## Records from a collection
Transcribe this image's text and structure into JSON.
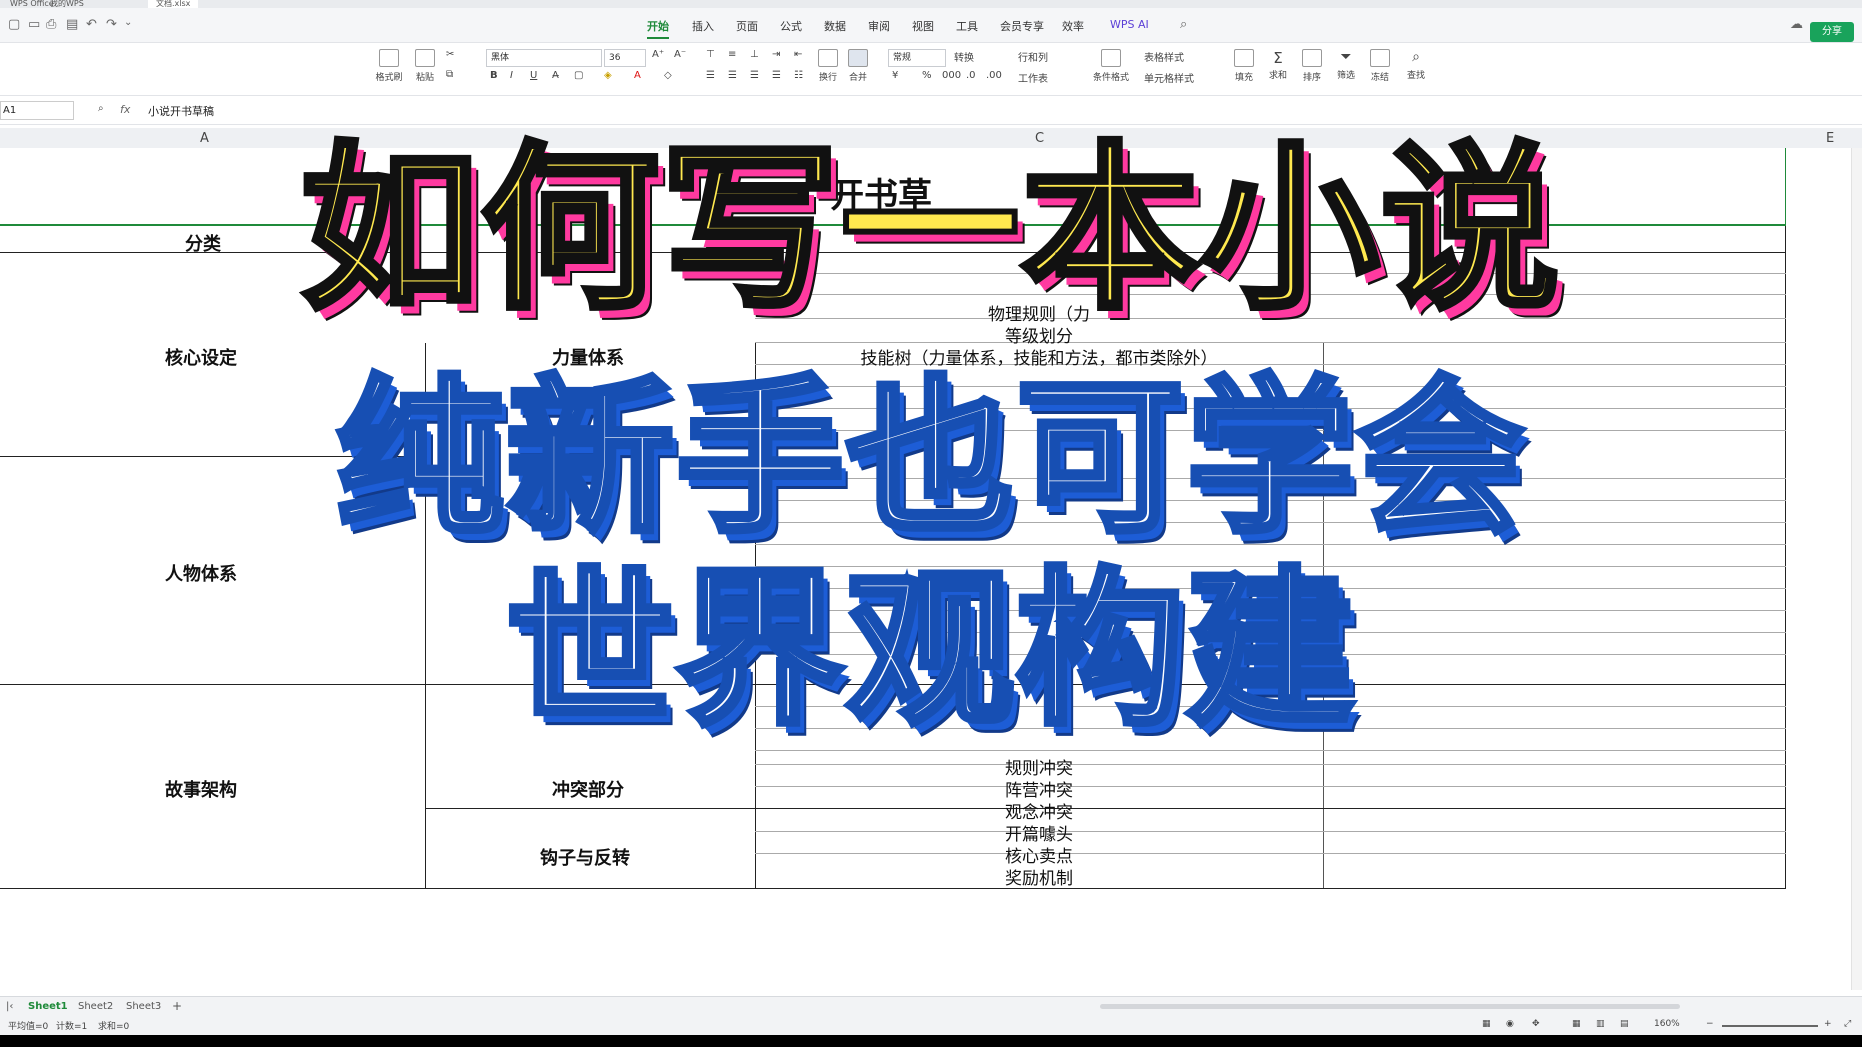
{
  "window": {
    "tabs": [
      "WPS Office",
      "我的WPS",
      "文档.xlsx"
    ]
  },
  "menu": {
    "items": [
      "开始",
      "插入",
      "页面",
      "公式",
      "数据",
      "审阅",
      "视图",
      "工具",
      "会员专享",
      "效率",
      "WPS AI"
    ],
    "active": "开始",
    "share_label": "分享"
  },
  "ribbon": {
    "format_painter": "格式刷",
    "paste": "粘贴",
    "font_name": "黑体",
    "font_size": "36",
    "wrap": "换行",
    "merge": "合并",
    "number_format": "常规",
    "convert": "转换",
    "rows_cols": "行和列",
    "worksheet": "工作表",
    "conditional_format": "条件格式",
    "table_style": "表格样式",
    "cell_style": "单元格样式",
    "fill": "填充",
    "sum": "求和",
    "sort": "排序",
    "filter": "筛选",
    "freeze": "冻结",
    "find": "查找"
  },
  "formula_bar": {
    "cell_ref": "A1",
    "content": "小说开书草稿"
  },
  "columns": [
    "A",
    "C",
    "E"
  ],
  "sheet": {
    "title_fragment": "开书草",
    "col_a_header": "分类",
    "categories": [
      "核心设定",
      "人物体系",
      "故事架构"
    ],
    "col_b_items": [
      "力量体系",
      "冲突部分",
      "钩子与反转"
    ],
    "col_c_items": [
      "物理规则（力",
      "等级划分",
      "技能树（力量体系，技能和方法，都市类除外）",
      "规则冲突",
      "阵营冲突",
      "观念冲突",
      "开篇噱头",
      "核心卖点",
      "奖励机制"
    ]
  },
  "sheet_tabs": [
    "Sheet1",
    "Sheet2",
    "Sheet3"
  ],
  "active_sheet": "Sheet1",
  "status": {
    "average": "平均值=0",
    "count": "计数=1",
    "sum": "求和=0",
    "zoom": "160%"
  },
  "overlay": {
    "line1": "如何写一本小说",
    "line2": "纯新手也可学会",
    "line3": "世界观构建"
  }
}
...
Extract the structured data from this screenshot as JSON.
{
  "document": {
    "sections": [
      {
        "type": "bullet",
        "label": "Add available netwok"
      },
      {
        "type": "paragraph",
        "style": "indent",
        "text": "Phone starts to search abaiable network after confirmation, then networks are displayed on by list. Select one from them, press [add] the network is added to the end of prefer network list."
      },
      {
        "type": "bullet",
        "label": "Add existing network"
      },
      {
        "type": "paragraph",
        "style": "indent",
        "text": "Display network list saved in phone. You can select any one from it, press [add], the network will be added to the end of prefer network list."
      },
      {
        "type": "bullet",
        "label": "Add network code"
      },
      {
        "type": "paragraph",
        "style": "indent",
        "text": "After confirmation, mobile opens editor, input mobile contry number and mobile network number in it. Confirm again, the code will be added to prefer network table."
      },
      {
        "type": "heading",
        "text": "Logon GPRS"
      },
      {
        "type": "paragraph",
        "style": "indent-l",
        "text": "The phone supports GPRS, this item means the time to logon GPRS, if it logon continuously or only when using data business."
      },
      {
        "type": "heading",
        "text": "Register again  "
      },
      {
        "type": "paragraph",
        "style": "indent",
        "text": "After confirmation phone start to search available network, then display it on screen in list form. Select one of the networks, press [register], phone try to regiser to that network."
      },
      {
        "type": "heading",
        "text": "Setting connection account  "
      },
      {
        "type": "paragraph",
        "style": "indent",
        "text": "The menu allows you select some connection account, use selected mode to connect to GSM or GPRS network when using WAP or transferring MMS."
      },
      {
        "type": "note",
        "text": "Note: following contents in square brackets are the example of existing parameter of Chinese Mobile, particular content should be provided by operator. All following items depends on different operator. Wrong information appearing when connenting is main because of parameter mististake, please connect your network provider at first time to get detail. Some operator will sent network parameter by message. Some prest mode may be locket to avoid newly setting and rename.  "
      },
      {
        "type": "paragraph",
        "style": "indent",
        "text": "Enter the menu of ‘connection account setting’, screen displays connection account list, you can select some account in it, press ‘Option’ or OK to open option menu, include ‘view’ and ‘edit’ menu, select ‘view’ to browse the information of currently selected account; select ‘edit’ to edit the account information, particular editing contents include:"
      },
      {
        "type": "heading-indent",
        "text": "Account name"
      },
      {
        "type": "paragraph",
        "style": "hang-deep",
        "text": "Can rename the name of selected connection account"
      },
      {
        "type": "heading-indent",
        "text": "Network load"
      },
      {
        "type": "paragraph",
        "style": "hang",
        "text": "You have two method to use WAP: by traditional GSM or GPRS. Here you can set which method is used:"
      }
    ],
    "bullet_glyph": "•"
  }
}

## AIM
Pick out each line above that includes "GPRS" and show it.

## WORKED ANSWER
        "text": "Logon GPRS"
        "text": "The phone supports GPRS, this item means the time to logon GPRS, if it logon continuously or only when using data business."
        "text": "The menu allows you select some connection account, use selected mode to connect to GSM or GPRS network when using WAP or transferring MMS."
        "text": "You have two method to use WAP: by traditional GSM or GPRS. Here you can set which method is used:"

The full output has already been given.